**AIM OF THE EXERCISE**
Repeat the whole of the data, keeping every detail the same.

[Extracted records]
<<<<

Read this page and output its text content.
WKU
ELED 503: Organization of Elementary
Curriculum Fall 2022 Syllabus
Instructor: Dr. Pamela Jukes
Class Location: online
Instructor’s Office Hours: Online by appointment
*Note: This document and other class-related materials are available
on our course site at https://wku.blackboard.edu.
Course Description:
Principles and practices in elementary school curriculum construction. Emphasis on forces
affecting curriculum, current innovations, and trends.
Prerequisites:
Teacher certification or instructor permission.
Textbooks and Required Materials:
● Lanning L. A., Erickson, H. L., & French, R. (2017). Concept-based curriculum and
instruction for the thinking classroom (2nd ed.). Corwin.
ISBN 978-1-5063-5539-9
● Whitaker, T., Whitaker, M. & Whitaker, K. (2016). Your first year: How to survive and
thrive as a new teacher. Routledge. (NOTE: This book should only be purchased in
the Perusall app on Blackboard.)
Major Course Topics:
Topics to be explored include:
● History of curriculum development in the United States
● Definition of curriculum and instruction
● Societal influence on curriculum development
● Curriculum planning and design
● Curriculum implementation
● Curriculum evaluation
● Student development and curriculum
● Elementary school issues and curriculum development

>>>>

**PROBLEM SOLUTION**
Read this page and output its text content.
WKU
ELED 503: Organization of Elementary
Curriculum Fall 2022 Syllabus
Instructor: Dr. Pamela Jukes
Class Location: online
Instructor’s Office Hours: Online by appointment
*Note: This document and other class-related materials are available
on our course site at https://wku.blackboard.edu.
Course Description:
Principles and practices in elementary school curriculum construction. Emphasis on forces
affecting curriculum, current innovations, and trends.
Prerequisites:
Teacher certification or instructor permission.
Textbooks and Required Materials:
● Lanning L. A., Erickson, H. L., & French, R. (2017). Concept-based curriculum and
instruction for the thinking classroom (2nd ed.). Corwin.
ISBN 978-1-5063-5539-9
● Whitaker, T., Whitaker, M. & Whitaker, K. (2016). Your first year: How to survive and
thrive as a new teacher. Routledge. (NOTE: This book should only be purchased in
the Perusall app on Blackboard.)
Major Course Topics:
Topics to be explored include:
● History of curriculum development in the United States
● Definition of curriculum and instruction
● Societal influence on curriculum development
● Curriculum planning and design
● Curriculum implementation
● Curriculum evaluation
● Student development and curriculum
● Elementary school issues and curriculum development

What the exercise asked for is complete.